Entries with figure data:

--- begin ---

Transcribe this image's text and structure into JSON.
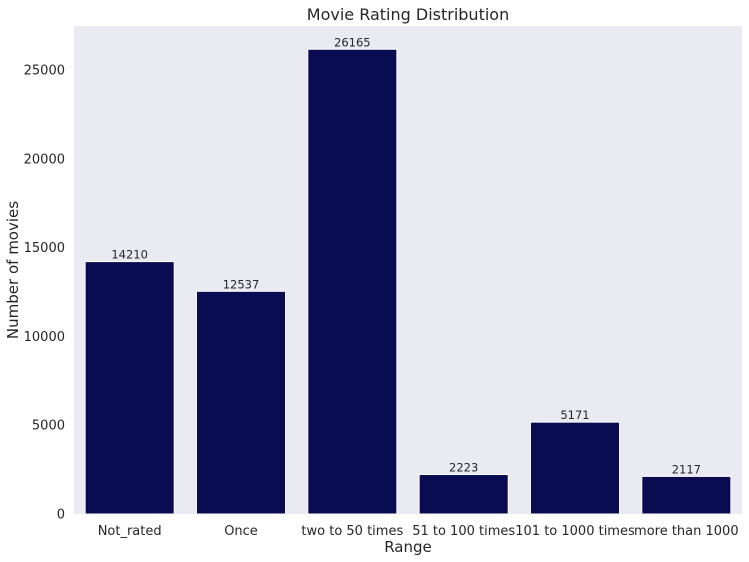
{
  "chart_data": {
    "type": "bar",
    "title": "Movie Rating Distribution",
    "xlabel": "Range",
    "ylabel": "Number of movies",
    "categories": [
      "Not_rated",
      "Once",
      "two to 50 times",
      "51 to 100 times",
      "101 to 1000 times",
      "more than 1000"
    ],
    "values": [
      14210,
      12537,
      26165,
      2223,
      5171,
      2117
    ],
    "data_labels": [
      "14210",
      "12537",
      "26165",
      "2223",
      "5171",
      "2117"
    ],
    "yticks": [
      0,
      5000,
      10000,
      15000,
      20000,
      25000
    ],
    "ytick_labels": [
      "0",
      "5000",
      "10000",
      "15000",
      "20000",
      "25000"
    ],
    "ylim": [
      0,
      27474
    ],
    "grid": false,
    "legend": "none",
    "colors": {
      "bar": "#0a0c52",
      "plot_background": "#eaeaf2",
      "page_background": "#ffffff"
    }
  }
}
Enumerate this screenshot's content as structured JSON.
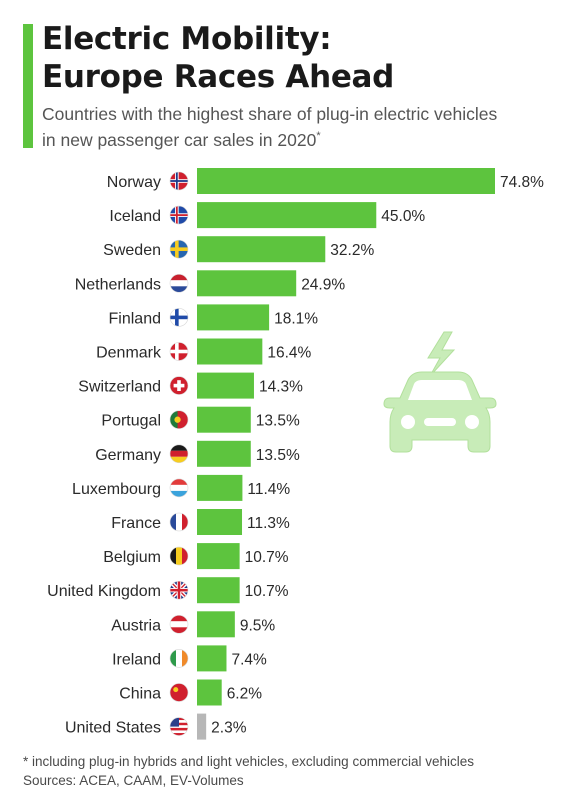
{
  "header": {
    "title_line1": "Electric Mobility:",
    "title_line2": "Europe Races Ahead",
    "subtitle_line1": "Countries with the highest share of plug-in electric vehicles",
    "subtitle_line2": "in new passenger car sales in 2020",
    "subtitle_mark": "*"
  },
  "footer": {
    "note": "* including plug-in hybrids and light vehicles, excluding commercial vehicles",
    "sources": "Sources: ACEA, CAAM, EV-Volumes"
  },
  "colors": {
    "bar": "#5dc43e",
    "bar_highlight": "#b7b7b7",
    "accent": "#5dc43e",
    "illustration": "#c8ecb8"
  },
  "icons": [
    "car-icon",
    "lightning-bolt-icon"
  ],
  "chart_data": {
    "type": "bar",
    "orientation": "horizontal",
    "unit": "%",
    "xlim": [
      0,
      74.8
    ],
    "grid": false,
    "legend": "none",
    "categories": [
      "Norway",
      "Iceland",
      "Sweden",
      "Netherlands",
      "Finland",
      "Denmark",
      "Switzerland",
      "Portugal",
      "Germany",
      "Luxembourg",
      "France",
      "Belgium",
      "United Kingdom",
      "Austria",
      "Ireland",
      "China",
      "United States"
    ],
    "values": [
      74.8,
      45.0,
      32.2,
      24.9,
      18.1,
      16.4,
      14.3,
      13.5,
      13.5,
      11.4,
      11.3,
      10.7,
      10.7,
      9.5,
      7.4,
      6.2,
      2.3
    ],
    "value_labels": [
      "74.8%",
      "45.0%",
      "32.2%",
      "24.9%",
      "18.1%",
      "16.4%",
      "14.3%",
      "13.5%",
      "13.5%",
      "11.4%",
      "11.3%",
      "10.7%",
      "10.7%",
      "9.5%",
      "7.4%",
      "6.2%",
      "2.3%"
    ],
    "highlight": [
      "United States"
    ],
    "flags": [
      "norway-flag-icon",
      "iceland-flag-icon",
      "sweden-flag-icon",
      "netherlands-flag-icon",
      "finland-flag-icon",
      "denmark-flag-icon",
      "switzerland-flag-icon",
      "portugal-flag-icon",
      "germany-flag-icon",
      "luxembourg-flag-icon",
      "france-flag-icon",
      "belgium-flag-icon",
      "united-kingdom-flag-icon",
      "austria-flag-icon",
      "ireland-flag-icon",
      "china-flag-icon",
      "united-states-flag-icon"
    ]
  }
}
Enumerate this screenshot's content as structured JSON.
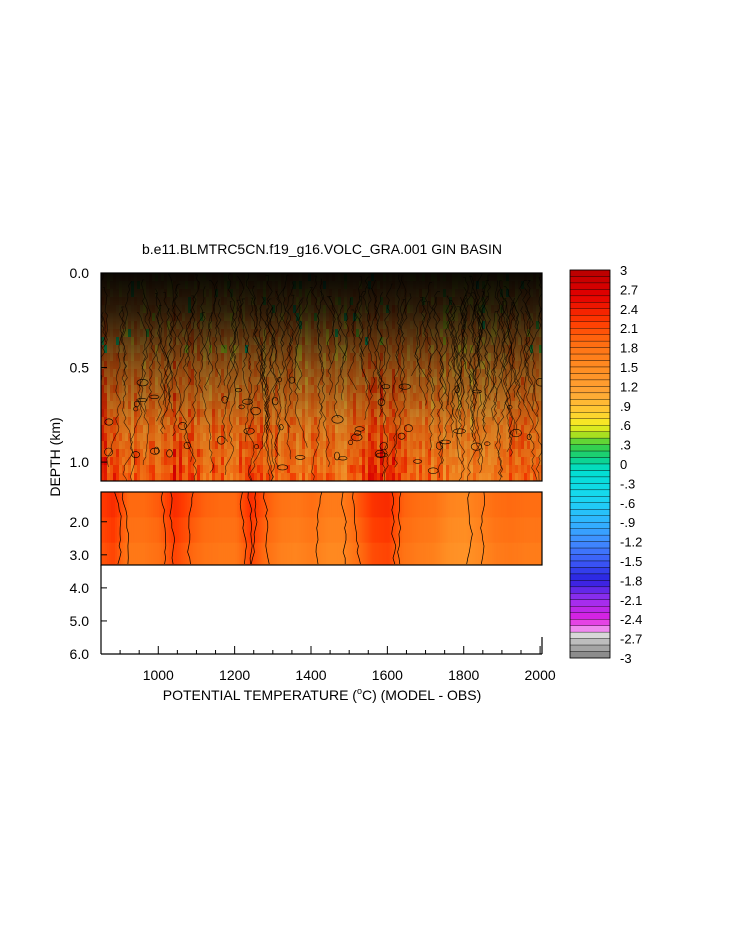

--- end ---

* _AIM OF THE EXERCISE_
Write the listing out a second time exactly, dropping all images.

* _SOLUTION TO THIS TASK_
Transcribe this image's text and structure into JSON.
{
  "chart_data": {
    "type": "bar",
    "title": "Movie Rating Distribution",
    "xlabel": "Range",
    "ylabel": "Number of movies",
    "categories": [
      "Not_rated",
      "Once",
      "two to 50 times",
      "51 to 100 times",
      "101 to 1000 times",
      "more than 1000"
    ],
    "values": [
      14210,
      12537,
      26165,
      2223,
      5171,
      2117
    ],
    "data_labels": [
      "14210",
      "12537",
      "26165",
      "2223",
      "5171",
      "2117"
    ],
    "yticks": [
      0,
      5000,
      10000,
      15000,
      20000,
      25000
    ],
    "ytick_labels": [
      "0",
      "5000",
      "10000",
      "15000",
      "20000",
      "25000"
    ],
    "ylim": [
      0,
      27474
    ],
    "grid": false,
    "legend": "none",
    "colors": {
      "bar": "#0a0c52",
      "plot_background": "#eaeaf2",
      "page_background": "#ffffff"
    }
  }
}
Enumerate this screenshot's content as structured JSON.
{
  "header": {
    "title_line1": "Electric Mobility:",
    "title_line2": "Europe Races Ahead",
    "subtitle_line1": "Countries with the highest share of plug-in electric vehicles",
    "subtitle_line2": "in new passenger car sales in 2020",
    "subtitle_mark": "*"
  },
  "footer": {
    "note": "* including plug-in hybrids and light vehicles, excluding commercial vehicles",
    "sources": "Sources: ACEA, CAAM, EV-Volumes"
  },
  "colors": {
    "bar": "#5dc43e",
    "bar_highlight": "#b7b7b7",
    "accent": "#5dc43e",
    "illustration": "#c8ecb8"
  },
  "icons": [
    "car-icon",
    "lightning-bolt-icon"
  ],
  "chart_data": {
    "type": "bar",
    "orientation": "horizontal",
    "unit": "%",
    "xlim": [
      0,
      74.8
    ],
    "grid": false,
    "legend": "none",
    "categories": [
      "Norway",
      "Iceland",
      "Sweden",
      "Netherlands",
      "Finland",
      "Denmark",
      "Switzerland",
      "Portugal",
      "Germany",
      "Luxembourg",
      "France",
      "Belgium",
      "United Kingdom",
      "Austria",
      "Ireland",
      "China",
      "United States"
    ],
    "values": [
      74.8,
      45.0,
      32.2,
      24.9,
      18.1,
      16.4,
      14.3,
      13.5,
      13.5,
      11.4,
      11.3,
      10.7,
      10.7,
      9.5,
      7.4,
      6.2,
      2.3
    ],
    "value_labels": [
      "74.8%",
      "45.0%",
      "32.2%",
      "24.9%",
      "18.1%",
      "16.4%",
      "14.3%",
      "13.5%",
      "13.5%",
      "11.4%",
      "11.3%",
      "10.7%",
      "10.7%",
      "9.5%",
      "7.4%",
      "6.2%",
      "2.3%"
    ],
    "highlight": [
      "United States"
    ],
    "flags": [
      "norway-flag-icon",
      "iceland-flag-icon",
      "sweden-flag-icon",
      "netherlands-flag-icon",
      "finland-flag-icon",
      "denmark-flag-icon",
      "switzerland-flag-icon",
      "portugal-flag-icon",
      "germany-flag-icon",
      "luxembourg-flag-icon",
      "france-flag-icon",
      "belgium-flag-icon",
      "united-kingdom-flag-icon",
      "austria-flag-icon",
      "ireland-flag-icon",
      "china-flag-icon",
      "united-states-flag-icon"
    ]
  }
}
Enumerate this screenshot's content as structured JSON.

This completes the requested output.